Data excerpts
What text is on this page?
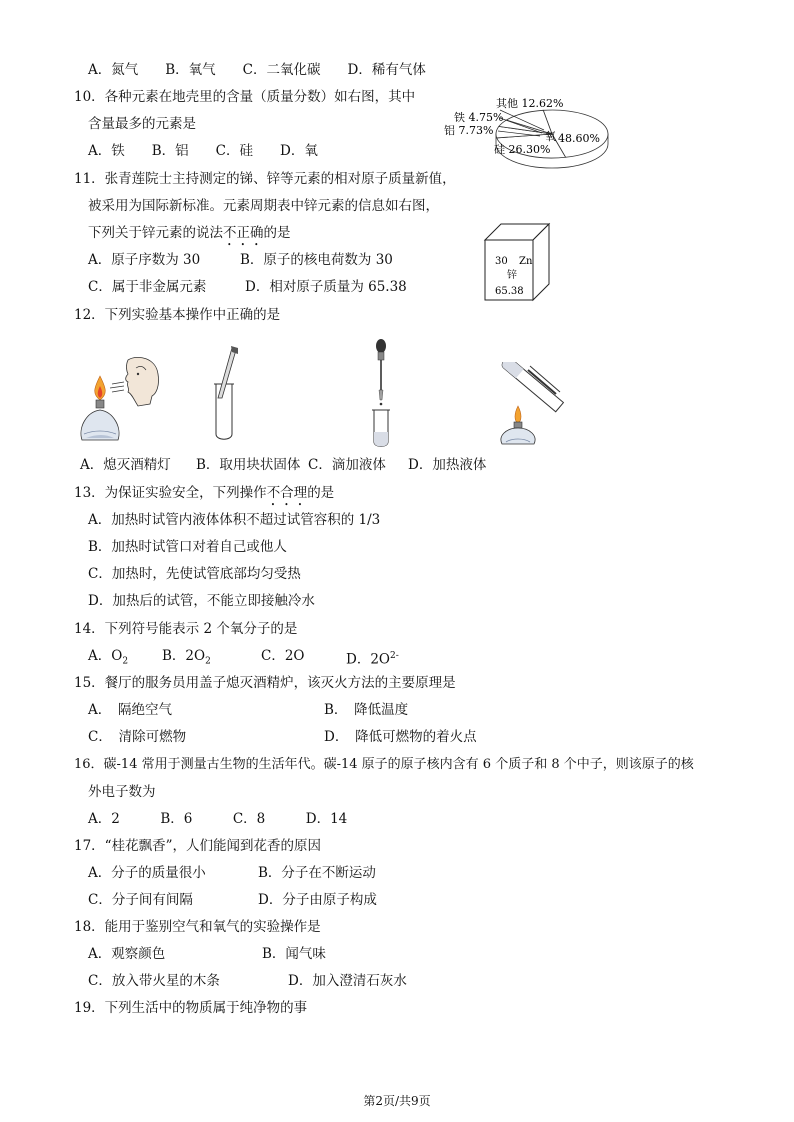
A．氮气　　B．氧气　　C．二氧化碳　　D．稀有气体
10．各种元素在地壳里的含量（质量分数）如右图，其中
含量最多的元素是
A．铁　　B．铝　　C．硅　　D．氧
其他 12.62%
铁 4.75%
铝 7.73%	氧 48.60%
硅 26.30%
11．张青莲院士主持测定的锑、锌等元素的相对原子质量新值，
被采用为国际新标准。元素周期表中锌元素的信息如右图，
下列关于锌元素的说法不正确的是
A．原子序数为 30	B．原子的核电荷数为 30
C．属于非金属元素	D．相对原子质量为 65.38
30 Zn
锌
65.38
12．下列实验基本操作中正确的是
A．熄灭酒精灯 B．取用块状固体 C．滴加液体 D．加热液体
13．为保证实验安全，下列操作不合理的是
A．加热时试管内液体体积不超过试管容积的 1/3
B．加热时试管口对着自己或他人
C．加热时，先使试管底部均匀受热
D．加热后的试管，不能立即接触冷水
14．下列符号能表示 2 个氧分子的是
A．$O_2$	B．$2O_2$	C．2O	D．$2O^{2-}$
15．餐厅的服务员用盖子熄灭酒精炉，该灭火方法的主要原理是
A．　隔绝空气	B．　降低温度
C．　清除可燃物	D．　降低可燃物的着火点
16．碳-14 常用于测量古生物的生活年代。碳-14 原子的原子核内含有 6 个质子和 8 个中子，则该原子的核
外电子数为
A．2　　　B．6　　　C．8　　　D．14
17．“桂花飘香”，人们能闻到花香的原因
A．分子的质量很小	B．分子在不断运动
C．分子间有间隔	D．分子由原子构成
18．能用于鉴别空气和氧气的实验操作是
A．观察颜色	B．闻气味
C．放入带火星的木条	D．加入澄清石灰水
19．下列生活中的物质属于纯净物的事
第2页/共9页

### What you have to do
Give every line back word for word and leave the pictures out.

### Final result
What text is on this page?
A．氮气　　B．氧气　　C．二氧化碳　　D．稀有气体
10．各种元素在地壳里的含量（质量分数）如右图，其中
含量最多的元素是
A．铁　　B．铝　　C．硅　　D．氧
其他 12.62%
铁 4.75%
铝 7.73%	氧 48.60%
硅 26.30%
11．张青莲院士主持测定的锑、锌等元素的相对原子质量新值，
被采用为国际新标准。元素周期表中锌元素的信息如右图，
下列关于锌元素的说法不正确的是
A．原子序数为 30	B．原子的核电荷数为 30
C．属于非金属元素	D．相对原子质量为 65.38
30 Zn
锌
65.38
12．下列实验基本操作中正确的是
A．熄灭酒精灯 B．取用块状固体 C．滴加液体 D．加热液体
13．为保证实验安全，下列操作不合理的是
A．加热时试管内液体体积不超过试管容积的 1/3
B．加热时试管口对着自己或他人
C．加热时，先使试管底部均匀受热
D．加热后的试管，不能立即接触冷水
14．下列符号能表示 2 个氧分子的是
A．$O_2$	B．$2O_2$	C．2O	D．$2O^{2-}$
15．餐厅的服务员用盖子熄灭酒精炉，该灭火方法的主要原理是
A．　隔绝空气	B．　降低温度
C．　清除可燃物	D．　降低可燃物的着火点
16．碳-14 常用于测量古生物的生活年代。碳-14 原子的原子核内含有 6 个质子和 8 个中子，则该原子的核
外电子数为
A．2　　　B．6　　　C．8　　　D．14
17．“桂花飘香”，人们能闻到花香的原因
A．分子的质量很小	B．分子在不断运动
C．分子间有间隔	D．分子由原子构成
18．能用于鉴别空气和氧气的实验操作是
A．观察颜色	B．闻气味
C．放入带火星的木条	D．加入澄清石灰水
19．下列生活中的物质属于纯净物的事
第2页/共9页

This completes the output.